**To be done**
Copy out every line exactly, passing over the pictures.

Saved entries:
<<<<
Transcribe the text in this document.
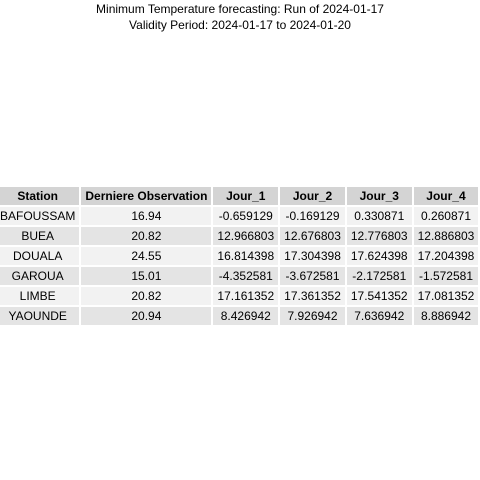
Minimum Temperature forecasting: Run of 2024-01-17
Validity Period: 2024-01-17 to 2024-01-20
Station	Derniere Observation	Jour_1	Jour_2	Jour_3	Jour_4
BAFOUSSAM	16.94	-0.659129	-0.169129	0.330871	0.260871
BUEA	20.82	12.966803	12.676803	12.776803	12.886803
DOUALA	24.55	16.814398	17.304398	17.624398	17.204398
GAROUA	15.01	-4.352581	-3.672581	-2.172581	-1.572581
LIMBE	20.82	17.161352	17.361352	17.541352	17.081352
YAOUNDE	20.94	8.426942	7.926942	7.636942	8.886942
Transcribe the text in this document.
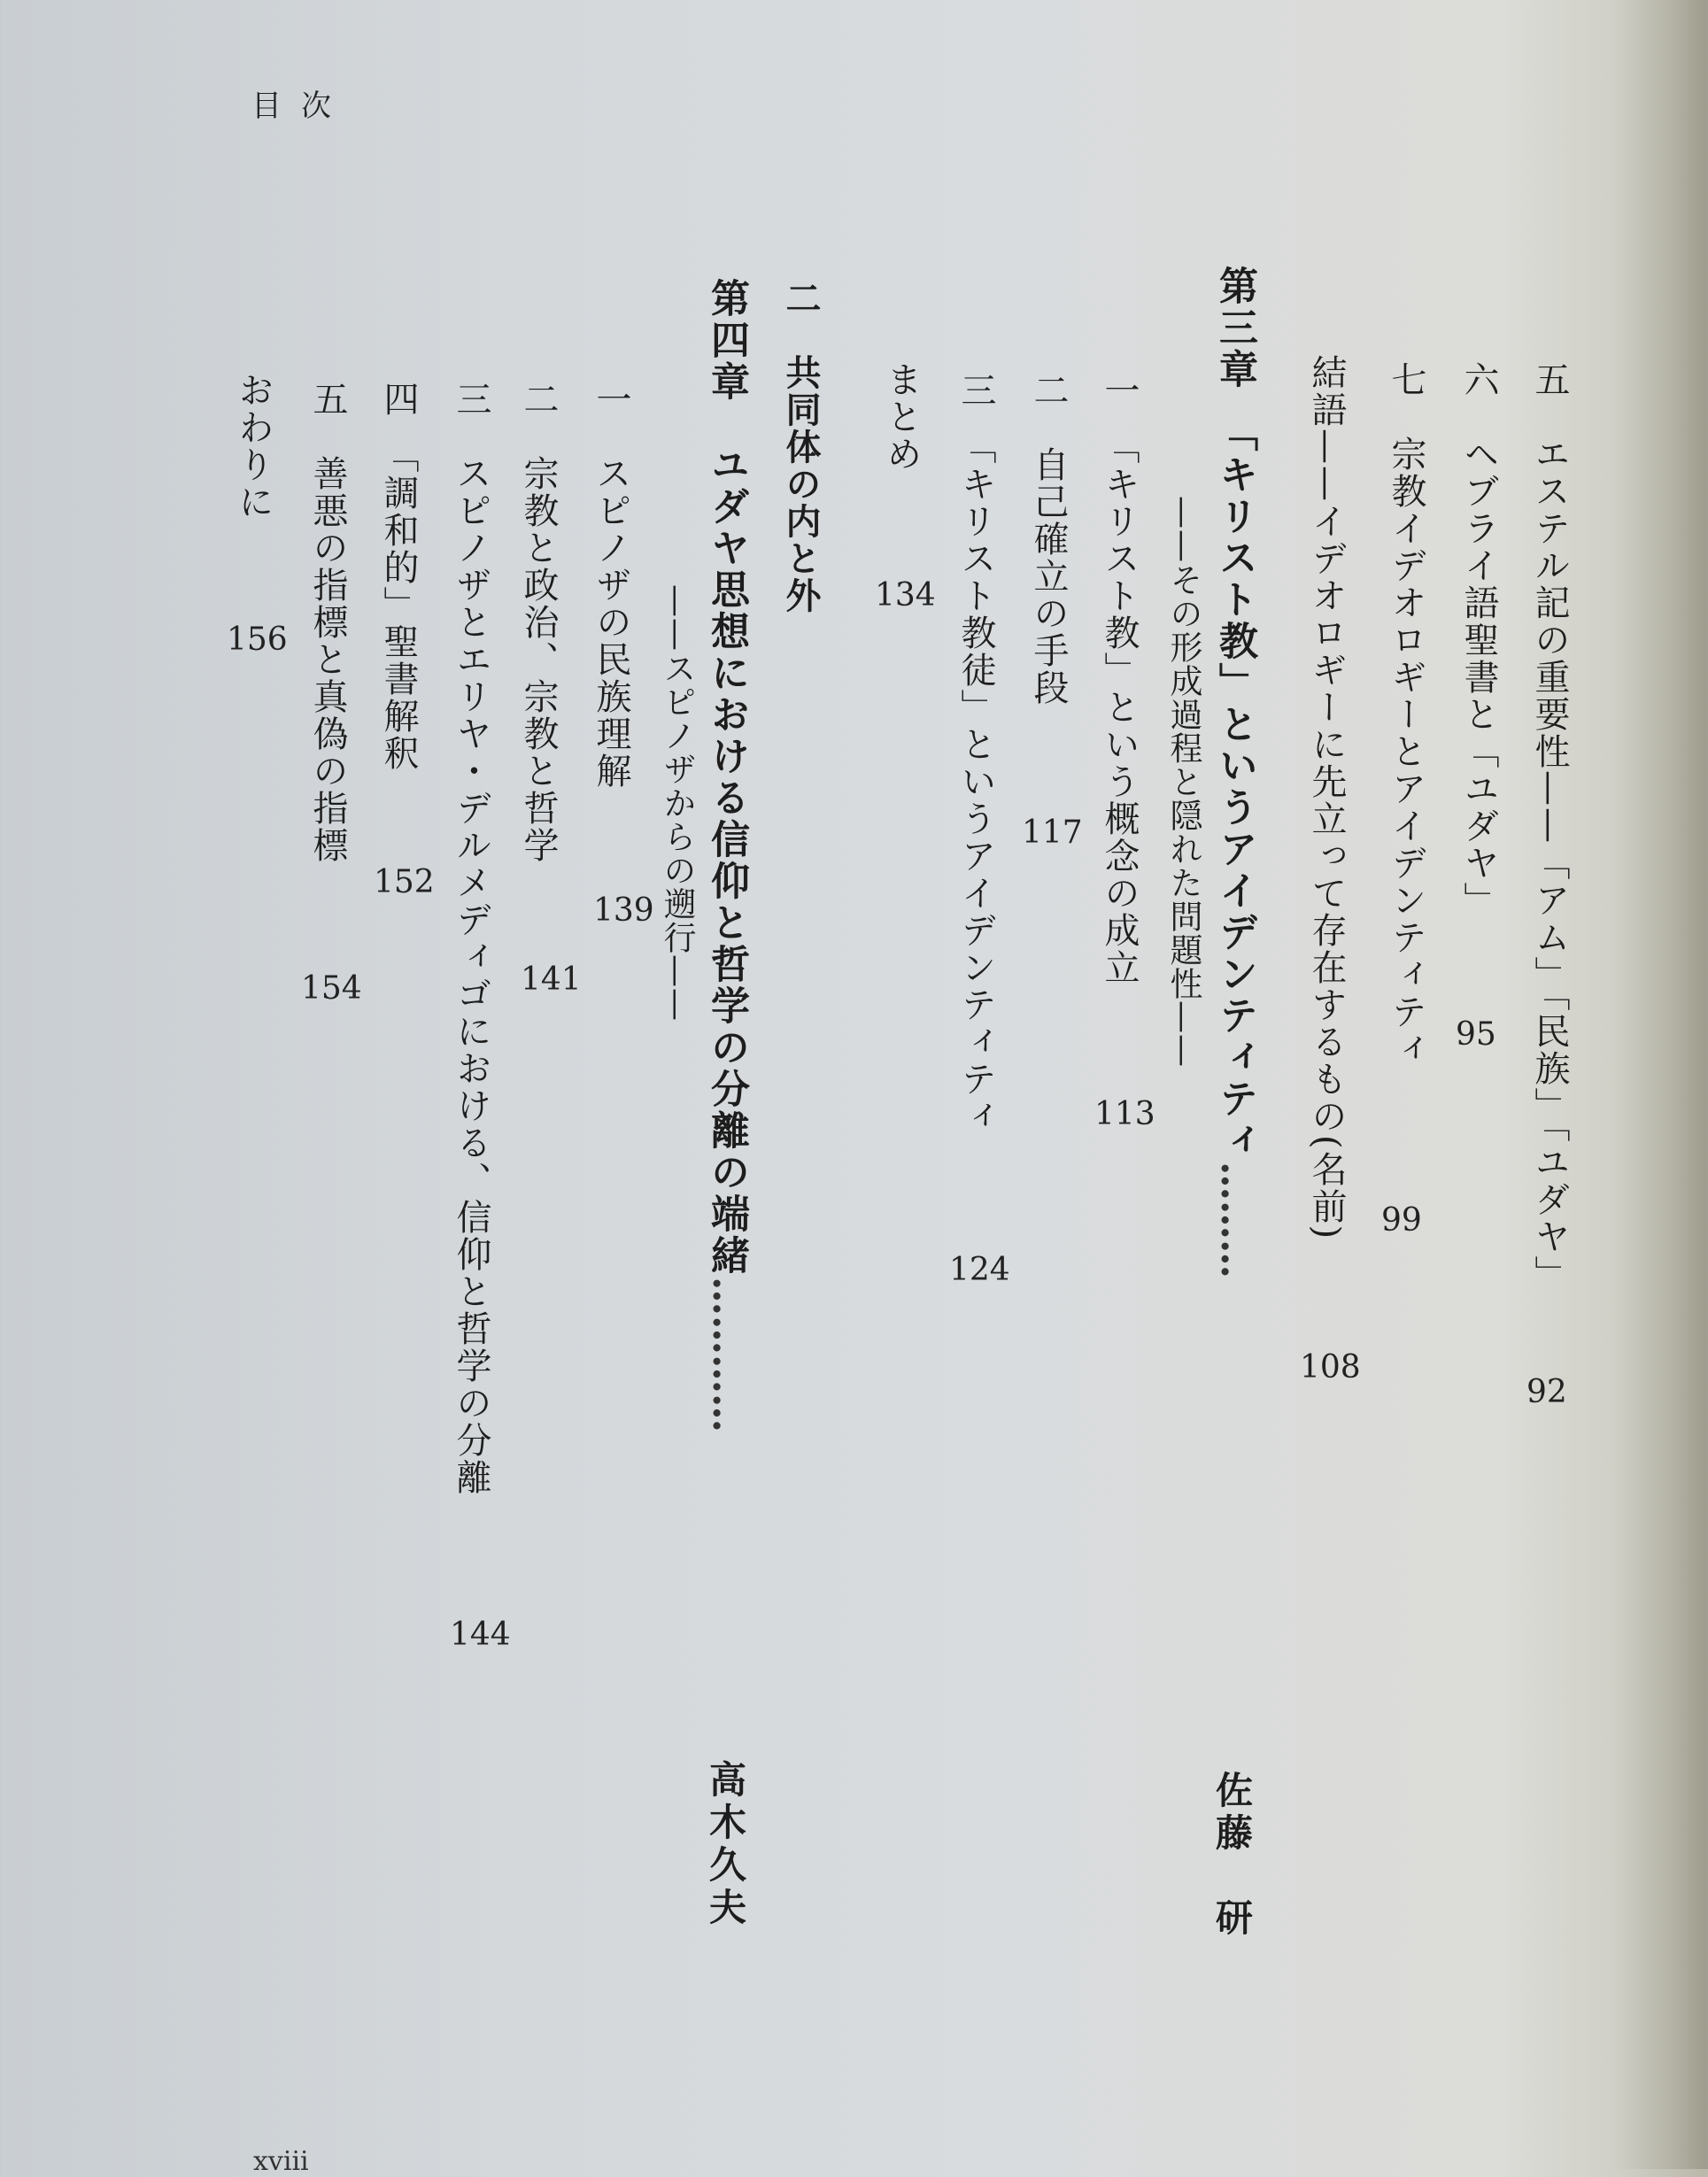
目次
五　エステル記の重要性——「アム」「民族」「ユダヤ」
92
六　ヘブライ語聖書と「ユダヤ」
95
七　宗教イデオロギーとアイデンティティ
99
結語——イデオロギーに先立って存在するもの(名前)
108
第三章　「キリスト教」というアイデンティティ………
佐藤　研
——その形成過程と隠れた問題性——
一　「キリスト教」という概念の成立
113
二　自己確立の手段
117
三　「キリスト教徒」というアイデンティティ
124
まとめ
134
二　共同体の内と外
第四章　ユダヤ思想における信仰と哲学の分離の端緒…………
高木久夫
——スピノザからの遡行——
一　スピノザの民族理解
139
二　宗教と政治、宗教と哲学
141
三　スピノザとエリヤ・デルメディゴにおける、信仰と哲学の分離
144
四　「調和的」聖書解釈
152
五　善悪の指標と真偽の指標
154
おわりに
156
xviii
>>>>
**Written response**
Transcribe the text in this document.
Minimum Temperature forecasting: Run of 2024-01-17
Validity Period: 2024-01-17 to 2024-01-20
Station	Derniere Observation	Jour_1	Jour_2	Jour_3	Jour_4
BAFOUSSAM	16.94	-0.659129	-0.169129	0.330871	0.260871
BUEA	20.82	12.966803	12.676803	12.776803	12.886803
DOUALA	24.55	16.814398	17.304398	17.624398	17.204398
GAROUA	15.01	-4.352581	-3.672581	-2.172581	-1.572581
LIMBE	20.82	17.161352	17.361352	17.541352	17.081352
YAOUNDE	20.94	8.426942	7.926942	7.636942	8.886942
Transcribe the text in this document.
目次
五　エステル記の重要性——「アム」「民族」「ユダヤ」
92
六　ヘブライ語聖書と「ユダヤ」
95
七　宗教イデオロギーとアイデンティティ
99
結語——イデオロギーに先立って存在するもの(名前)
108
第三章　「キリスト教」というアイデンティティ………
佐藤　研
——その形成過程と隠れた問題性——
一　「キリスト教」という概念の成立
113
二　自己確立の手段
117
三　「キリスト教徒」というアイデンティティ
124
まとめ
134
二　共同体の内と外
第四章　ユダヤ思想における信仰と哲学の分離の端緒…………
高木久夫
——スピノザからの遡行——
一　スピノザの民族理解
139
二　宗教と政治、宗教と哲学
141
三　スピノザとエリヤ・デルメディゴにおける、信仰と哲学の分離
144
四　「調和的」聖書解釈
152
五　善悪の指標と真偽の指標
154
おわりに
156
xviii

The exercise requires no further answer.